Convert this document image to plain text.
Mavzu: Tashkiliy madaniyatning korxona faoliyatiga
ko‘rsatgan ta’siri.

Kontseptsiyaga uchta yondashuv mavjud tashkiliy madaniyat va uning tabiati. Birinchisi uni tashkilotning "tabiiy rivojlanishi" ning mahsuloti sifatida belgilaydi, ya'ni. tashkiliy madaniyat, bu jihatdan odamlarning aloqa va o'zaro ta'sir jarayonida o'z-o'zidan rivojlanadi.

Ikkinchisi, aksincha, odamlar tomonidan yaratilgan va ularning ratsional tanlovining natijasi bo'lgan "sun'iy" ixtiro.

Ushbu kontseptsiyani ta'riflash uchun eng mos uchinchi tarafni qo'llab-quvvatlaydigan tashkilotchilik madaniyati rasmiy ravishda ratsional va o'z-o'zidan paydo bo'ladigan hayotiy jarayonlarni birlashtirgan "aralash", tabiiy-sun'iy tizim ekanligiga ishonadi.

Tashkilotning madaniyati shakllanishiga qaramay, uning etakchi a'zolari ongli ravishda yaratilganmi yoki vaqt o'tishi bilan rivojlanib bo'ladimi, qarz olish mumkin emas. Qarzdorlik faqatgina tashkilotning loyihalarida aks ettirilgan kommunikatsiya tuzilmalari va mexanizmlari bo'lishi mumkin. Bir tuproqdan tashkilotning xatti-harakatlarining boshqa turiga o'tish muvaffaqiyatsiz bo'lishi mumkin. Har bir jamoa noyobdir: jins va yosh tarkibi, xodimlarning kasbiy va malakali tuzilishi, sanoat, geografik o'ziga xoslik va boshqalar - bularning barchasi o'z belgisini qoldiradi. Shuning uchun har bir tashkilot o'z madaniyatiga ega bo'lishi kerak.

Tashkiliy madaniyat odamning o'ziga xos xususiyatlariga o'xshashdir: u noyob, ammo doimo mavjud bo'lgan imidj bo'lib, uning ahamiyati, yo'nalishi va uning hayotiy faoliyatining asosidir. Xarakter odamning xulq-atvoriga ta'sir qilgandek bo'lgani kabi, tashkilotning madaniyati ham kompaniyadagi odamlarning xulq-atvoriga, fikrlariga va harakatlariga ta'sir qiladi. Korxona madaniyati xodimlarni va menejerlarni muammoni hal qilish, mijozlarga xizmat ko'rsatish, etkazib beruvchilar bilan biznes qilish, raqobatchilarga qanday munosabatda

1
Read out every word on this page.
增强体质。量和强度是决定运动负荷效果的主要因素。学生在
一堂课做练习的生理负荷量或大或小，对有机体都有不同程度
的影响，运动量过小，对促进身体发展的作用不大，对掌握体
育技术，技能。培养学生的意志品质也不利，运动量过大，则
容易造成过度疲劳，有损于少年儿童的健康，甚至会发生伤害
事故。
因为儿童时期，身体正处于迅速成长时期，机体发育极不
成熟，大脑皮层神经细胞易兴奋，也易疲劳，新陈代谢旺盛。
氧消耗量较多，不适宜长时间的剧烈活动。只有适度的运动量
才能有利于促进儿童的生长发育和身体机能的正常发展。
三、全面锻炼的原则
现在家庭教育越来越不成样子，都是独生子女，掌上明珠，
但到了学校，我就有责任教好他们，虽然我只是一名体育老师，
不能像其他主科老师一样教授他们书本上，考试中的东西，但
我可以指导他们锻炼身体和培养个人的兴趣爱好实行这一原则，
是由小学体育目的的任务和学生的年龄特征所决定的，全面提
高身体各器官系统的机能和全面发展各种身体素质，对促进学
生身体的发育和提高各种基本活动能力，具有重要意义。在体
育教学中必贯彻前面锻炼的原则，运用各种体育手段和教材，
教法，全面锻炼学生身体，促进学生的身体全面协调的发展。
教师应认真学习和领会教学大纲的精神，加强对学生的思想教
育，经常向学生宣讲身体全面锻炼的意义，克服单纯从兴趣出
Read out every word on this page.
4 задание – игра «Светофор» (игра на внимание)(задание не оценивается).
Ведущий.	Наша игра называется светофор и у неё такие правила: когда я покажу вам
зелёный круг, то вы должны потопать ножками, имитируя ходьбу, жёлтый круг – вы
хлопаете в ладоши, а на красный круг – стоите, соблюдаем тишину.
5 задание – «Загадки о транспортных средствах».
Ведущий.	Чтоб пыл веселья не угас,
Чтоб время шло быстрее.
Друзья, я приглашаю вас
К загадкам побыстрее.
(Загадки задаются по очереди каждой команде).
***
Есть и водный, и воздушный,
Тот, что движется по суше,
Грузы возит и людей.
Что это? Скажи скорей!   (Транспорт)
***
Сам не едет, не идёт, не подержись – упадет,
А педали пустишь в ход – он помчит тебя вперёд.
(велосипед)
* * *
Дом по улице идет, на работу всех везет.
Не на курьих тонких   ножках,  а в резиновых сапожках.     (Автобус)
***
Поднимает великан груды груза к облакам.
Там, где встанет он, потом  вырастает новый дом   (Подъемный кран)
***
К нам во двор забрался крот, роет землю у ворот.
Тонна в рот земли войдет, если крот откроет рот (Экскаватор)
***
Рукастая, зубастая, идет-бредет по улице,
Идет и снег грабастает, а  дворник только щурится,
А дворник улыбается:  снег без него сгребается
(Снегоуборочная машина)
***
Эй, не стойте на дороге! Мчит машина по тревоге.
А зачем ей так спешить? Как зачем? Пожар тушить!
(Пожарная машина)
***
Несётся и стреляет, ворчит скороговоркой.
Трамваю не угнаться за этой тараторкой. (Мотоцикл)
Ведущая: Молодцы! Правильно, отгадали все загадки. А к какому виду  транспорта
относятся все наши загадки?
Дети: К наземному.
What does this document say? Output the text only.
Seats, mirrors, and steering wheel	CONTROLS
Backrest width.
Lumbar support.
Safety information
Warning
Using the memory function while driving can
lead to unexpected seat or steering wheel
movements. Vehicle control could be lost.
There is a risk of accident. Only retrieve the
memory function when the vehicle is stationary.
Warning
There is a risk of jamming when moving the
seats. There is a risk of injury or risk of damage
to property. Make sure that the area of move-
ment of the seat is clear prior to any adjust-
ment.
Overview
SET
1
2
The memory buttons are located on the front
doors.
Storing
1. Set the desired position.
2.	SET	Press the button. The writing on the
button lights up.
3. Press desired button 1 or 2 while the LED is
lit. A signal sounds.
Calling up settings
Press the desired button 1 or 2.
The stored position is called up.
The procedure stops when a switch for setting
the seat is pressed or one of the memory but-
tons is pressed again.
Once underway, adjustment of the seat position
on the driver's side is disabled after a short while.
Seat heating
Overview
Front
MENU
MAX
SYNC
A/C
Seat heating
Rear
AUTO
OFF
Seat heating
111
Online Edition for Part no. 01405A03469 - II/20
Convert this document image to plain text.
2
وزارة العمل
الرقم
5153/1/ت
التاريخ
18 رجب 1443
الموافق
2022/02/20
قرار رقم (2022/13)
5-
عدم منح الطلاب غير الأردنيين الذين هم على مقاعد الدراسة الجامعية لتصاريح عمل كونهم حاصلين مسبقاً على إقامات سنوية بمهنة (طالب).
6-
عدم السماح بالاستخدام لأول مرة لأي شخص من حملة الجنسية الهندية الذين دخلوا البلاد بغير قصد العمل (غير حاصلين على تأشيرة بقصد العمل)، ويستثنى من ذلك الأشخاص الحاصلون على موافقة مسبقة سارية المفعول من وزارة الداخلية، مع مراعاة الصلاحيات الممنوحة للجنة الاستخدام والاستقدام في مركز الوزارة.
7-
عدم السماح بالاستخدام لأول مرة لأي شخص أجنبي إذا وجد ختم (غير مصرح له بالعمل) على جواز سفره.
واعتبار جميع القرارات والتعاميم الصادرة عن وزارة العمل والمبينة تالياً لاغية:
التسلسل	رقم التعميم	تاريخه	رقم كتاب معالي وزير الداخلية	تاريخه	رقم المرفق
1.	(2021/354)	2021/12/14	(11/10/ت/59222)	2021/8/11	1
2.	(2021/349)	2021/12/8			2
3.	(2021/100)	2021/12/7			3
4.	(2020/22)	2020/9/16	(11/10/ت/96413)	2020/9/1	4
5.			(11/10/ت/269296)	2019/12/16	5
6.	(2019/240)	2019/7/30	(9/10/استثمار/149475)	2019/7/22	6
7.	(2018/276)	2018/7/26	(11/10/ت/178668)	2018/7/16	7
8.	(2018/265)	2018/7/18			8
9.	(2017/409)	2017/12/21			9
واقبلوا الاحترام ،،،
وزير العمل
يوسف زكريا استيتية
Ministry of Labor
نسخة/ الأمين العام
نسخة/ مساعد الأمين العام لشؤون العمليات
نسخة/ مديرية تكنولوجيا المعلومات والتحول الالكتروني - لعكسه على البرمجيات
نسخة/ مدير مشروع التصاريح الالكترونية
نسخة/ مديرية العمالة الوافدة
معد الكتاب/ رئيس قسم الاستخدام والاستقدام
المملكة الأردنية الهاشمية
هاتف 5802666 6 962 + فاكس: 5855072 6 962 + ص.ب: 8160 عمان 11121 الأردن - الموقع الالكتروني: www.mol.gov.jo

Directive: Take every line above carrying "wheel" and return it.

Reply:
Seats, mirrors, and steering wheel	CONTROLS
lead to unexpected seat or steering wheel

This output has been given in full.